Goals.
(1) According to the press release on mass transit legislation, how many times a day do people board public transportation systems?
(2) Carry on the press release on mass transit legislation from the point where it stops.

Source document.
======

Judiciary Committee Sends Sessions’ Mass Transit Protection Legislation To Senate Floor

Thursday, April 21, 2005

WASHINGTON – The Senate Judiciary Committee today approved and sent to the floor legislation authored by U.S. Sen. Jeff Sessions (R-AL) that would close loopholes and toughen penalties for terrorist activities involving mass transportation systems.

“Thirty-two million times a day people board public transportation systems,” Sessions said. “When they board the subway to commute to work, take Amtrak or a cruise ship, they should do so with the comfort of knowing our laws are fully adequate to deter and punish anyone who would attack them.”

Senate Majority Leader Bill Frist of Tennessee included Sessions’ proposal in his leadership package of priority legislation for the 109th Congress.

Sessions introduced similar legislation last year, following the terrorist train bombings in Madrid that killed nearly 200 people. Sessions chaired a Senate Judiciary Committee hearing on his bill last year. At that time the Department of Justice, the Department of Transportation and the Federal Railroad Administration endorsed the proposal.

======

Material.
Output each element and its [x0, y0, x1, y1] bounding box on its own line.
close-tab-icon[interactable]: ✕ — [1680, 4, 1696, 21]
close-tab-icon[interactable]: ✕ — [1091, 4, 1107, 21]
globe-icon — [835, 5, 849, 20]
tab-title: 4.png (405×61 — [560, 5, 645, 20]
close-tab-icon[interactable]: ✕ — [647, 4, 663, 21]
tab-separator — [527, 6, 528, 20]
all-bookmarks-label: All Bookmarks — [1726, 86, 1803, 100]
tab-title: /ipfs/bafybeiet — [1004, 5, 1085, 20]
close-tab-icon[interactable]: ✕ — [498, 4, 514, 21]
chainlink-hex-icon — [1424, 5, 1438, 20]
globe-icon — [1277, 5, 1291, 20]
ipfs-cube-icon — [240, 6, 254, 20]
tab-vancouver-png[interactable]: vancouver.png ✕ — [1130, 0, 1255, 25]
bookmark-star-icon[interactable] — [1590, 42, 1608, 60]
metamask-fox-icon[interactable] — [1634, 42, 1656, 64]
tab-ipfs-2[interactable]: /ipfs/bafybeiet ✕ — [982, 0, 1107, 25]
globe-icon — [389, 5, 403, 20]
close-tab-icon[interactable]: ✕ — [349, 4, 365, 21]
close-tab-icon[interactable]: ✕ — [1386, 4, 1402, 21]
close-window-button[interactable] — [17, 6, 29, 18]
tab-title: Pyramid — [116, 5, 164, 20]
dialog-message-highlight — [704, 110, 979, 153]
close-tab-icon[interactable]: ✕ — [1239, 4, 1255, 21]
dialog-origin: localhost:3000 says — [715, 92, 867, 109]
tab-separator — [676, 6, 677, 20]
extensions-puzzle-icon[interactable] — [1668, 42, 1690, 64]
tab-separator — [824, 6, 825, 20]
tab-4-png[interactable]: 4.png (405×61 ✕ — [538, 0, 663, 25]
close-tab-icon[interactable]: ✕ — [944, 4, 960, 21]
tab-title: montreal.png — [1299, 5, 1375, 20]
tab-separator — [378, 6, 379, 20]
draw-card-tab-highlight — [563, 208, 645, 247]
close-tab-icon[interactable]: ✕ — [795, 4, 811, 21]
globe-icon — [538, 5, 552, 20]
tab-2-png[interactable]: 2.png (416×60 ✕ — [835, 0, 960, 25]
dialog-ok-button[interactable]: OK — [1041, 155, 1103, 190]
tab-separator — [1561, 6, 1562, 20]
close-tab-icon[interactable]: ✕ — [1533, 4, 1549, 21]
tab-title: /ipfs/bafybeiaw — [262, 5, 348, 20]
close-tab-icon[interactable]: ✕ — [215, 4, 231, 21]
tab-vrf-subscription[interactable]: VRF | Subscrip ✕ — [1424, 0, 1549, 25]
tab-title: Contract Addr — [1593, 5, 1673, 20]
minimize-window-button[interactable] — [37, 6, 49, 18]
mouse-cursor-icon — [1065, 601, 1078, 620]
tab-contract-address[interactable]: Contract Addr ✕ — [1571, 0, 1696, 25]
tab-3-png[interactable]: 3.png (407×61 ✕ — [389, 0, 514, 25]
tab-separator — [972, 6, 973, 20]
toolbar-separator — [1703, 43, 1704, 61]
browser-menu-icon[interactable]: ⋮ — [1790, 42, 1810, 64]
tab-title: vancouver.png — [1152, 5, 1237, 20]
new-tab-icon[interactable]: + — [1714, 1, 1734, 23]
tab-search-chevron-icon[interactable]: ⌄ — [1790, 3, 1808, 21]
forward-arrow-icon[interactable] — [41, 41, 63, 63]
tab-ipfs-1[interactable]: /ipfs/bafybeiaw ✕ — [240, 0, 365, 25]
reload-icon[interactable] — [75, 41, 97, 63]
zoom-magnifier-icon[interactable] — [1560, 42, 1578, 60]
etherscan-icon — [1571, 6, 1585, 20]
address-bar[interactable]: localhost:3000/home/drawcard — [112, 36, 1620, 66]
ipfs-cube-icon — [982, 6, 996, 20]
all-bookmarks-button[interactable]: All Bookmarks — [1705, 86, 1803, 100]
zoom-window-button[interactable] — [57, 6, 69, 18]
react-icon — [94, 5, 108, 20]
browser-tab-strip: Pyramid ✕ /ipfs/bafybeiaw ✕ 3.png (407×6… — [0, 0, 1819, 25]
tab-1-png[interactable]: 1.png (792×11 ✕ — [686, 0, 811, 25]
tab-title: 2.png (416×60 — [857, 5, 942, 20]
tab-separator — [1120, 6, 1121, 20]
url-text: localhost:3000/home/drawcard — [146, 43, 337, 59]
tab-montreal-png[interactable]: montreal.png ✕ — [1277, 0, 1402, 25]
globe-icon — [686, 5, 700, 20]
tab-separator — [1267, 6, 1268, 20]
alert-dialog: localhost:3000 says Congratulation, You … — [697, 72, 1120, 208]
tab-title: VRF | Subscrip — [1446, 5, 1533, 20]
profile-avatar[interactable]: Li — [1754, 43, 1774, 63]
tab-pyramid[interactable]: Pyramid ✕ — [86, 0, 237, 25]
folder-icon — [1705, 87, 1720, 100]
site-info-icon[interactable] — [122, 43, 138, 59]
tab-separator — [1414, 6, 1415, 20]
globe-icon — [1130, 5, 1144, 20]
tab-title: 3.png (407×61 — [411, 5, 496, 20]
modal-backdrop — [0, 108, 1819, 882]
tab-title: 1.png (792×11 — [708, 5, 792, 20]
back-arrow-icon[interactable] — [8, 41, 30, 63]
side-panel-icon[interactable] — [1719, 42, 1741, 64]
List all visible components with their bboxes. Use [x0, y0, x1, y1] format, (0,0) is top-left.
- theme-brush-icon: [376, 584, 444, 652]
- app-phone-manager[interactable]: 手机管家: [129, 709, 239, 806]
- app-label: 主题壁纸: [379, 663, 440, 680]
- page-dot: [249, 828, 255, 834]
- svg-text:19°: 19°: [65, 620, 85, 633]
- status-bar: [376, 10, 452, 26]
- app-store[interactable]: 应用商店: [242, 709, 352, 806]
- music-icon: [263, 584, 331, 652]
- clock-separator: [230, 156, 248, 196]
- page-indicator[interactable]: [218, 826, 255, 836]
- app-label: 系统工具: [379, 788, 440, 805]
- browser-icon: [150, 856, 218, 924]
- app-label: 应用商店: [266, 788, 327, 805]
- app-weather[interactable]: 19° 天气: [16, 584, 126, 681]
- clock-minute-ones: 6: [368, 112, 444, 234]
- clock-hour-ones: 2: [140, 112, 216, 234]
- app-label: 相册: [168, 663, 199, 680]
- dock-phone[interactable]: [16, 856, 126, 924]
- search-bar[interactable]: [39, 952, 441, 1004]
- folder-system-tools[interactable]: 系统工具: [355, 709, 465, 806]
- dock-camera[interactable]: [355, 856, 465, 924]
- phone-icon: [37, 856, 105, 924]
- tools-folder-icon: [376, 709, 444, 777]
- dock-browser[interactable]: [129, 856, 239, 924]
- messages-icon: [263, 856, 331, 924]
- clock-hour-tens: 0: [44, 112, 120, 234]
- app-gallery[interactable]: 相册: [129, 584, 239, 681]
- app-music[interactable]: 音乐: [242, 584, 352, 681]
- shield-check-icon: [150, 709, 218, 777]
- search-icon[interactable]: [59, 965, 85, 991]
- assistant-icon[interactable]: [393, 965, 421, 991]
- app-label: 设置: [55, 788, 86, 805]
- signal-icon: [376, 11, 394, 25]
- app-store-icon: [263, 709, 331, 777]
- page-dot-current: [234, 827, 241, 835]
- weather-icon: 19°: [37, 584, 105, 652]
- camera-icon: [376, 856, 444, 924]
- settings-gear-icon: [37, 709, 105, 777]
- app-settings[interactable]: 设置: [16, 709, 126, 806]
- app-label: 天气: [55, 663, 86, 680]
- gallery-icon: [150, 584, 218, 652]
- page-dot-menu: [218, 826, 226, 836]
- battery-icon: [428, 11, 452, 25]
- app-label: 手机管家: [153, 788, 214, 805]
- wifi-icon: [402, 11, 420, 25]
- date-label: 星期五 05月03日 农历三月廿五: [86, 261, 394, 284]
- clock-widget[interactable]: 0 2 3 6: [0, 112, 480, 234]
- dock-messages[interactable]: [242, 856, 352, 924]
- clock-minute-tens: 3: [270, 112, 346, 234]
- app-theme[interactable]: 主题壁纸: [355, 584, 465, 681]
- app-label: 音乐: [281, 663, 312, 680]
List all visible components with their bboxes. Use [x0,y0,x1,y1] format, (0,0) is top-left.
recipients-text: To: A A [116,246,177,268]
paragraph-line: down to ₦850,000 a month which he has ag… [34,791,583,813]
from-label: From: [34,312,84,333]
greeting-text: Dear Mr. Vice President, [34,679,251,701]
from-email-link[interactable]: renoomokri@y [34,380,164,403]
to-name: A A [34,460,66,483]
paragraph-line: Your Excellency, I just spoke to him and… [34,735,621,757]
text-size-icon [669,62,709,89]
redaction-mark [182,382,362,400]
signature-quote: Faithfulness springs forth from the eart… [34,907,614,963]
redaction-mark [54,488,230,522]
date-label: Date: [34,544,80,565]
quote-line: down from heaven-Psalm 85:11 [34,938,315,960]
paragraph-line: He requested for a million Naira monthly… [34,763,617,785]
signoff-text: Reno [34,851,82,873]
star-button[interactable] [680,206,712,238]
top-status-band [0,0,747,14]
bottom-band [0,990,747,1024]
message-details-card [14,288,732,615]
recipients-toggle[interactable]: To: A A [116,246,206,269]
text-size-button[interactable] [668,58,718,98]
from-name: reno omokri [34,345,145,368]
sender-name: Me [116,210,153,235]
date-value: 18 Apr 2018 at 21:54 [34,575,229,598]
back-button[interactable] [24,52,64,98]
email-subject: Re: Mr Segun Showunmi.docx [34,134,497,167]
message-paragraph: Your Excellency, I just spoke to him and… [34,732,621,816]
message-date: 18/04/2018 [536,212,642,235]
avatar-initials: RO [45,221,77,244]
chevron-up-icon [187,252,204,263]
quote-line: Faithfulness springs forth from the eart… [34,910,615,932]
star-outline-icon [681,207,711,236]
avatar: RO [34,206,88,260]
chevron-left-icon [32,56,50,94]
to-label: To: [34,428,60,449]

======

Answers for this exercise.
(1) Thirty-two million times a day.

(2)
Sessions’ bill, the Railroad Carriers and Mass Transportation Act of 2005, consolidates and eliminates inconsistencies in two prior laws. One is the Wrecking Trains Statute, enacted in 1948. The second is the Mass Transportation Anti-Terrorism Statute, enacted as part of the USA Patriot Act.

These two laws provide different penalties for the same terrorist acts directed at mass transportation vehicles, leaving prosecutors with the difficult job of determining which statute they should apply when a terrorist is apprehended. For example, if a terrorist disables a train by setting fire to it, and the death of a passenger results, the Wrecking Trains statute authorizes prosecutors to seek the death penalty, while the Mass Transportation Anti-Terrorism Statute provides only for life imprisonment.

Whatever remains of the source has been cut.